### Directions
Count the lines below that contain the word "Engineering". Give only the number.

### Provided data
===============
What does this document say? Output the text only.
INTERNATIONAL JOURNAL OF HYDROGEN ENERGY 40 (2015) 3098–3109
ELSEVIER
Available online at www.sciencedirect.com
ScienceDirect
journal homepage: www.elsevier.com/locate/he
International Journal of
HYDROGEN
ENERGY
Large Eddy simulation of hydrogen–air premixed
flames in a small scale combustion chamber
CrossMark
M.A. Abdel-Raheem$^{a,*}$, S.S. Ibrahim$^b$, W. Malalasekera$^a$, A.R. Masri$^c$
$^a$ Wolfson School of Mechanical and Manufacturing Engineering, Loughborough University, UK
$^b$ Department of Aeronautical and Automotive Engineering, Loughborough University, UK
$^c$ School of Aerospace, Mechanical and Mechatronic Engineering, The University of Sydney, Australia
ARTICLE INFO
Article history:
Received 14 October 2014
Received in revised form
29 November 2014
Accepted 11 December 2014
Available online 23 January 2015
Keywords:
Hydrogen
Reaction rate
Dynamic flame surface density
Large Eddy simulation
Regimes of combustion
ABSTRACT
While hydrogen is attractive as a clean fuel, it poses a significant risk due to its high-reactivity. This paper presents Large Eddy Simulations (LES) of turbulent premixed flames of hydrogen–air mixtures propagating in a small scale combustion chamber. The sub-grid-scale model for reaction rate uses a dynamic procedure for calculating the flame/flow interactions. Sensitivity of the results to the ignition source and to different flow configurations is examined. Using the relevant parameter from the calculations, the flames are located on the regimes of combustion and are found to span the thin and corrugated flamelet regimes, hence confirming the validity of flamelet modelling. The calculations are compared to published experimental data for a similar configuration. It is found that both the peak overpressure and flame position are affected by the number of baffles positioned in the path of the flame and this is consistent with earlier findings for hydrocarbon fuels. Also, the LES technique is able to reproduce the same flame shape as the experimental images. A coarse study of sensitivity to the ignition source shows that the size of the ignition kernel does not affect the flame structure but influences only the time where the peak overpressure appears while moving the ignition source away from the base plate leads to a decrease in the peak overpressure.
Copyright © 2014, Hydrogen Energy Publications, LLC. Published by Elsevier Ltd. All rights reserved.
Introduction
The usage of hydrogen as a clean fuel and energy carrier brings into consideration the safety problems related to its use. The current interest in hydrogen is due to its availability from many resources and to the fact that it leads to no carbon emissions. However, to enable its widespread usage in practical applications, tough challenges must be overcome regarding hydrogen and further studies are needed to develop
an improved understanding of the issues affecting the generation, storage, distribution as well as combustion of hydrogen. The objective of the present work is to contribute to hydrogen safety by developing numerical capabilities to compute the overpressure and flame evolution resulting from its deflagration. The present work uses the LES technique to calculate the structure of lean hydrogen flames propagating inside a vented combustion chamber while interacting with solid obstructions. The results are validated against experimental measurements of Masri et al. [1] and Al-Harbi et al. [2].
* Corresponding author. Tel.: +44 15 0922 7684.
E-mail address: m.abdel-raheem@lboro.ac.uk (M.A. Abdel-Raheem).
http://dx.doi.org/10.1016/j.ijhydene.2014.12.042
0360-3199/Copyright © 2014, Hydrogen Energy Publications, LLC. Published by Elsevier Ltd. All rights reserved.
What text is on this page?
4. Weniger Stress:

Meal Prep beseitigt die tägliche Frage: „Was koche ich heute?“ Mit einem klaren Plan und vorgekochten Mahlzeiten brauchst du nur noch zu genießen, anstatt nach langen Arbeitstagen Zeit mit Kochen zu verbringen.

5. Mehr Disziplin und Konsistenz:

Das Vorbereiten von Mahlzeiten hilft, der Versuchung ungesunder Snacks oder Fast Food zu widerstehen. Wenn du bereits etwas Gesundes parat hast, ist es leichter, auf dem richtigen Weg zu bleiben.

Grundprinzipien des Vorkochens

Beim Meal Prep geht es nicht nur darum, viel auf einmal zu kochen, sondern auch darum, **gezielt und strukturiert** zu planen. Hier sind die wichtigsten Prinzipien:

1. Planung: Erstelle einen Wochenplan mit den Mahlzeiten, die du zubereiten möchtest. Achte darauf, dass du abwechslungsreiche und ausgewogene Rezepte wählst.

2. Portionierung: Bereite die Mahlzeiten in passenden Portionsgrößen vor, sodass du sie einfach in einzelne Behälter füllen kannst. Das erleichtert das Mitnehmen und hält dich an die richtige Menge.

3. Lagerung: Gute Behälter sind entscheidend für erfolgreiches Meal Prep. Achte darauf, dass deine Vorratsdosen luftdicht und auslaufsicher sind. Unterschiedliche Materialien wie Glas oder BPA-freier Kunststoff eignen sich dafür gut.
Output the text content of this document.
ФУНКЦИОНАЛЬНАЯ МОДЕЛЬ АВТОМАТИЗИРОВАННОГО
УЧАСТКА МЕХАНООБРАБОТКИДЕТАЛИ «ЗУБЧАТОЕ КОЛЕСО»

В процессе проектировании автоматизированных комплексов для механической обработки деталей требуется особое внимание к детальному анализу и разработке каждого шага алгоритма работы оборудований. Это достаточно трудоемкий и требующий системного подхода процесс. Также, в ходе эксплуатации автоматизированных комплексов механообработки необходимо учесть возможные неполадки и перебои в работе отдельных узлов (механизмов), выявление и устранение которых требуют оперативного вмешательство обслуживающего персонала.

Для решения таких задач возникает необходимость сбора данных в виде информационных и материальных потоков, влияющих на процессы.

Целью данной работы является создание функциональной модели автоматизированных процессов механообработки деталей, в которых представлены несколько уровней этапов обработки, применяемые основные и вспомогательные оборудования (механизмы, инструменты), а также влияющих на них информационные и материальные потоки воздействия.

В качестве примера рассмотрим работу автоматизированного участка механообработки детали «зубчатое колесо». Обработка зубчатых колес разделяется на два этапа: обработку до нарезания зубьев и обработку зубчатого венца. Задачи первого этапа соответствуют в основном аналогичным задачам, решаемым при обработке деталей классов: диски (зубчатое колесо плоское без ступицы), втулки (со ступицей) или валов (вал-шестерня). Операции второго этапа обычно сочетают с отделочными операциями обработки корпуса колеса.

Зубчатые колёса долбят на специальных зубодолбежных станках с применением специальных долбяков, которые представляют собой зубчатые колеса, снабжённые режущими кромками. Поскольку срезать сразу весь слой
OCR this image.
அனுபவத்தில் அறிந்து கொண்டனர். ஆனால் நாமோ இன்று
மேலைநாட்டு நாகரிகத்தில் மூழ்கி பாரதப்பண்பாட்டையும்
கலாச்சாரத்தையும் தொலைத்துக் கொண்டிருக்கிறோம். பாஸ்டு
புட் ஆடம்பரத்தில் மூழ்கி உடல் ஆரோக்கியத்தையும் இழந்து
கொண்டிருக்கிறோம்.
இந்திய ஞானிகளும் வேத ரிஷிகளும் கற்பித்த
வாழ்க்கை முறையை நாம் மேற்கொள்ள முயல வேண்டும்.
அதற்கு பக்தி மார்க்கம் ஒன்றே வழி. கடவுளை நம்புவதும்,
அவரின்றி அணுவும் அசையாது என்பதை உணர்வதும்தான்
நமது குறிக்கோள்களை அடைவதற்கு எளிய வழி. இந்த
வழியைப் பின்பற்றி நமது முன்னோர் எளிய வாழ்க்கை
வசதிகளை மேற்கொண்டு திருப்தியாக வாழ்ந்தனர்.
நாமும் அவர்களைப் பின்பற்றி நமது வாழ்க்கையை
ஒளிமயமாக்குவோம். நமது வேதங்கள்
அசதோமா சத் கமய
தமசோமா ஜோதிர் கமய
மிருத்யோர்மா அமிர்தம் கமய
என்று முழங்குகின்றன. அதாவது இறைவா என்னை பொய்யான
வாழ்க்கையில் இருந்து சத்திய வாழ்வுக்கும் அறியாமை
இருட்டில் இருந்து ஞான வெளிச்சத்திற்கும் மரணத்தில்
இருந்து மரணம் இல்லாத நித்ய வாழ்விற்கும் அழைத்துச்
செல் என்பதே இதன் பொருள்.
===============
### Completed task
3